*Enregistrements fournis:*

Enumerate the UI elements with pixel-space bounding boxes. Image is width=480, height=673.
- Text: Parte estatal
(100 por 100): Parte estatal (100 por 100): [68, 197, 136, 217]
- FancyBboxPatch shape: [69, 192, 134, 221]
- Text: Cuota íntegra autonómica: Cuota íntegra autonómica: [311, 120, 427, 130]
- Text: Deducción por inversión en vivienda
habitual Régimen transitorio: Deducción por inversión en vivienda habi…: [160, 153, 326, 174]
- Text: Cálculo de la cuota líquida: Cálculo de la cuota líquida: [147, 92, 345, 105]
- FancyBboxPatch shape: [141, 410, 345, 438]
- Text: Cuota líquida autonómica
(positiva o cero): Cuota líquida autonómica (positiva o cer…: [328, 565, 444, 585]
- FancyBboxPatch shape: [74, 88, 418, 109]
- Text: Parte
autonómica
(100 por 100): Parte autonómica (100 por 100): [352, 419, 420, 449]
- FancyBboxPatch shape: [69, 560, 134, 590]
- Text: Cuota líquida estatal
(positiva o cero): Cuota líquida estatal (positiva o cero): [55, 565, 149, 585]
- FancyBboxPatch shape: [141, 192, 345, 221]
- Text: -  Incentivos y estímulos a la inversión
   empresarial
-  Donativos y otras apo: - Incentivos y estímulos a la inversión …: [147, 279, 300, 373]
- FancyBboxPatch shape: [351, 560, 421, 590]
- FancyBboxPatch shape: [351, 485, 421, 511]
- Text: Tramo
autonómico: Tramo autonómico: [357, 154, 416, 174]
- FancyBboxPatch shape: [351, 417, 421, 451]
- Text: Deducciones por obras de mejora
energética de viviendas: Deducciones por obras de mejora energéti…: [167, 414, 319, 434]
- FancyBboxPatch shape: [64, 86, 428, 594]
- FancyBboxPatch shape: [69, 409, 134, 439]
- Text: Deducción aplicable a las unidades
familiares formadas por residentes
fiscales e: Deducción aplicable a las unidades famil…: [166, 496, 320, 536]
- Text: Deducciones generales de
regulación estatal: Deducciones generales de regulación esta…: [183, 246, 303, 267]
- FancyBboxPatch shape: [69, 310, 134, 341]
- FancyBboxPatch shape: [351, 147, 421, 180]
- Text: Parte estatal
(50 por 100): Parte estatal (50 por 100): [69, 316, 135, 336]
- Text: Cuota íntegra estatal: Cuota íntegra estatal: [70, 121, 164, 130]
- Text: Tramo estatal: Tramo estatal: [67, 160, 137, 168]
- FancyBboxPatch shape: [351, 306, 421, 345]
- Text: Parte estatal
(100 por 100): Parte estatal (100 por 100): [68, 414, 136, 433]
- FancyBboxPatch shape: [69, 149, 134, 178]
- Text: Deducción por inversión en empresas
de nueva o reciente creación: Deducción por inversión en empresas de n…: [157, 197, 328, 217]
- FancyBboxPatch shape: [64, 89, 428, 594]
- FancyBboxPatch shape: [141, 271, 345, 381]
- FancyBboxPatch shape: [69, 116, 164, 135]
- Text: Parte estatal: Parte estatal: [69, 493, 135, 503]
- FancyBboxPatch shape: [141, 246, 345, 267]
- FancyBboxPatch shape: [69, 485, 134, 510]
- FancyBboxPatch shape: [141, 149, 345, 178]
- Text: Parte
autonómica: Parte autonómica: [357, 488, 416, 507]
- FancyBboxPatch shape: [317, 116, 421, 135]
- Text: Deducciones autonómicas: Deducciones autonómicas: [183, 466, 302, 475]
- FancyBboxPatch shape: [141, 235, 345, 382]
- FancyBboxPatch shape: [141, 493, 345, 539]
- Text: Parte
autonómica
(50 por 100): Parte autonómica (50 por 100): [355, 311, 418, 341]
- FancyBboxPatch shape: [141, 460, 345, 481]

*Consignes:* Reformulez toutes les lignes des enregistrements ci-dessus sous forme de liste numérotée, en omettant les lignes vides.

*Tâche réalisée:*
1. Enumerate the UI elements with pixel-space bounding boxes. Image is width=480, height=673.
2. - Text: Parte estatal
3. (100 por 100): Parte estatal (100 por 100): [68, 197, 136, 217]
4. - FancyBboxPatch shape: [69, 192, 134, 221]
5. - Text: Cuota íntegra autonómica: Cuota íntegra autonómica: [311, 120, 427, 130]
6. - Text: Deducción por inversión en vivienda
7. habitual Régimen transitorio: Deducción por inversión en vivienda habi…: [160, 153, 326, 174]
8. - Text: Cálculo de la cuota líquida: Cálculo de la cuota líquida: [147, 92, 345, 105]
9. - FancyBboxPatch shape: [141, 410, 345, 438]
10. - Text: Cuota líquida autonómica
11. (positiva o cero): Cuota líquida autonómica (positiva o cer…: [328, 565, 444, 585]
12. - FancyBboxPatch shape: [74, 88, 418, 109]
13. - Text: Parte
14. autonómica
15. (100 por 100): Parte autonómica (100 por 100): [352, 419, 420, 449]
16. - FancyBboxPatch shape: [69, 560, 134, 590]
17. - Text: Cuota líquida estatal
18. (positiva o cero): Cuota líquida estatal (positiva o cero): [55, 565, 149, 585]
19. - FancyBboxPatch shape: [141, 192, 345, 221]
20. - Text: -  Incentivos y estímulos a la inversión
21.    empresarial
22. -  Donativos y otras apo: - Incentivos y estímulos a la inversión …: [147, 279, 300, 373]
23. - FancyBboxPatch shape: [351, 560, 421, 590]
24. - FancyBboxPatch shape: [351, 485, 421, 511]
25. - Text: Tramo
26. autonómico: Tramo autonómico: [357, 154, 416, 174]
27. - FancyBboxPatch shape: [351, 417, 421, 451]
28. - Text: Deducciones por obras de mejora
29. energética de viviendas: Deducciones por obras de mejora energéti…: [167, 414, 319, 434]
30. - FancyBboxPatch shape: [64, 86, 428, 594]
31. - FancyBboxPatch shape: [69, 409, 134, 439]
32. - Text: Deducción aplicable a las unidades
33. familiares formadas por residentes
34. fiscales e: Deducción aplicable a las unidades famil…: [166, 496, 320, 536]
35. - Text: Deducciones generales de
36. regulación estatal: Deducciones generales de regulación esta…: [183, 246, 303, 267]
37. - FancyBboxPatch shape: [69, 310, 134, 341]
38. - FancyBboxPatch shape: [351, 147, 421, 180]
39. - Text: Parte estatal
40. (50 por 100): Parte estatal (50 por 100): [69, 316, 135, 336]
41. - Text: Cuota íntegra estatal: Cuota íntegra estatal: [70, 121, 164, 130]
42. - Text: Tramo estatal: Tramo estatal: [67, 160, 137, 168]
43. - FancyBboxPatch shape: [351, 306, 421, 345]
44. - Text: Parte estatal
45. (100 por 100): Parte estatal (100 por 100): [68, 414, 136, 433]
46. - FancyBboxPatch shape: [69, 149, 134, 178]
47. - Text: Deducción por inversión en empresas
48. de nueva o reciente creación: Deducción por inversión en empresas de n…: [157, 197, 328, 217]
49. - FancyBboxPatch shape: [64, 89, 428, 594]
50. - FancyBboxPatch shape: [141, 271, 345, 381]
51. - FancyBboxPatch shape: [69, 116, 164, 135]
52. - Text: Parte estatal: Parte estatal: [69, 493, 135, 503]
53. - FancyBboxPatch shape: [141, 246, 345, 267]
54. - FancyBboxPatch shape: [69, 485, 134, 510]
55. - FancyBboxPatch shape: [141, 149, 345, 178]
56. - Text: Parte
57. autonómica: Parte autonómica: [357, 488, 416, 507]
58. - FancyBboxPatch shape: [317, 116, 421, 135]
59. - Text: Deducciones autonómicas: Deducciones autonómicas: [183, 466, 302, 475]
60. - FancyBboxPatch shape: [141, 235, 345, 382]
61. - FancyBboxPatch shape: [141, 493, 345, 539]
62. - Text: Parte
63. autonómica
64. (50 por 100): Parte autonómica (50 por 100): [355, 311, 418, 341]
65. - FancyBboxPatch shape: [141, 460, 345, 481]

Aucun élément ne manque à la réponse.